§ Exercise prompt
Each line below either holds the string "month" or doesn't. Count those that do and give only the number.

— begin Recorded information —

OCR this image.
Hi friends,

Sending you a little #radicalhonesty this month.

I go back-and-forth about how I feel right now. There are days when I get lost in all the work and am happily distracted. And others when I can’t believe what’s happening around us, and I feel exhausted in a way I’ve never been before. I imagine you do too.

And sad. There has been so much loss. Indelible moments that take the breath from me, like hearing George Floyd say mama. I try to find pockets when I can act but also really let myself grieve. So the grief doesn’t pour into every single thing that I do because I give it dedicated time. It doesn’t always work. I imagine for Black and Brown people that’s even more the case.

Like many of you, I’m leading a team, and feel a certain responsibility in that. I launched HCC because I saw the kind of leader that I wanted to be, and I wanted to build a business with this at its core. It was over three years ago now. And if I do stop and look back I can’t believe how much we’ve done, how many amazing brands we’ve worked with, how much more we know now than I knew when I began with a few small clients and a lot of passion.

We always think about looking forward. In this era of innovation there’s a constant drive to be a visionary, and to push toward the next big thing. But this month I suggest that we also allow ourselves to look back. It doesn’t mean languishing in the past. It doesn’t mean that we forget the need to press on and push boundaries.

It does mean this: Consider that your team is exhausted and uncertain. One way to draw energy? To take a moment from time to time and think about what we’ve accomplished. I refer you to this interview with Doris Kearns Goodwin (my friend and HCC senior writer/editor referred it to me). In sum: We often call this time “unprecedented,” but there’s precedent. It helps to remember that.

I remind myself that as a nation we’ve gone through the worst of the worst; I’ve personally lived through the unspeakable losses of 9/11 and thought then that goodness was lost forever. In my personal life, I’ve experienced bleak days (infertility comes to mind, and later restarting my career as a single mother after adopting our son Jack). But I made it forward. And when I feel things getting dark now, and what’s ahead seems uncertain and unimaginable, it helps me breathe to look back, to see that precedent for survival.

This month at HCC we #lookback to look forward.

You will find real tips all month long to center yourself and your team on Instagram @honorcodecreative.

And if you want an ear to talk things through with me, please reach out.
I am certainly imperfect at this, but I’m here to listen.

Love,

— end Recorded information —

§ Correct response
4